» **What you should do**
Can you give all the records again without altering a single character?
--- begin ---
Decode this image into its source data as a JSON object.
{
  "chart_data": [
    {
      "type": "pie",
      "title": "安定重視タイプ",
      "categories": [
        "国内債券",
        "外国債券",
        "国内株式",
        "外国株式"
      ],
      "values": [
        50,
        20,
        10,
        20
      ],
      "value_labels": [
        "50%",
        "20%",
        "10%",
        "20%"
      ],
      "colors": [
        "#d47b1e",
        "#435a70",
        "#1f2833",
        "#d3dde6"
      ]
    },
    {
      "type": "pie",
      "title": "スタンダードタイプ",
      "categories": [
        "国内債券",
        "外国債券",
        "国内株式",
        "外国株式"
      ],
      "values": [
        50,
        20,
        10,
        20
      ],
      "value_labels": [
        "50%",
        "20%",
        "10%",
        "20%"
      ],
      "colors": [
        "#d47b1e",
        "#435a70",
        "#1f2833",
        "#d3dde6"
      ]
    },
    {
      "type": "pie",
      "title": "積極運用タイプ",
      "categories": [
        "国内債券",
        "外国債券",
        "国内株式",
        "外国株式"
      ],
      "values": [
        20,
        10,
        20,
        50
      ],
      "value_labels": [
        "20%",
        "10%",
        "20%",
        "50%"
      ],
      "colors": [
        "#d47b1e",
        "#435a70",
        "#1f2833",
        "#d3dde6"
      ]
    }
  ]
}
--- end ---
» **Response for this exercise**
Decode this image into its source data as a JSON object.
{
  "chart_data": [
    {
      "type": "pie",
      "title": "安定重視タイプ",
      "categories": [
        "国内債券",
        "外国債券",
        "国内株式",
        "外国株式"
      ],
      "values": [
        50,
        20,
        10,
        20
      ],
      "value_labels": [
        "50%",
        "20%",
        "10%",
        "20%"
      ],
      "colors": [
        "#d47b1e",
        "#435a70",
        "#1f2833",
        "#d3dde6"
      ]
    },
    {
      "type": "pie",
      "title": "スタンダードタイプ",
      "categories": [
        "国内債券",
        "外国債券",
        "国内株式",
        "外国株式"
      ],
      "values": [
        50,
        20,
        10,
        20
      ],
      "value_labels": [
        "50%",
        "20%",
        "10%",
        "20%"
      ],
      "colors": [
        "#d47b1e",
        "#435a70",
        "#1f2833",
        "#d3dde6"
      ]
    },
    {
      "type": "pie",
      "title": "積極運用タイプ",
      "categories": [
        "国内債券",
        "外国債券",
        "国内株式",
        "外国株式"
      ],
      "values": [
        20,
        10,
        20,
        50
      ],
      "value_labels": [
        "20%",
        "10%",
        "20%",
        "50%"
      ],
      "colors": [
        "#d47b1e",
        "#435a70",
        "#1f2833",
        "#d3dde6"
      ]
    }
  ]
}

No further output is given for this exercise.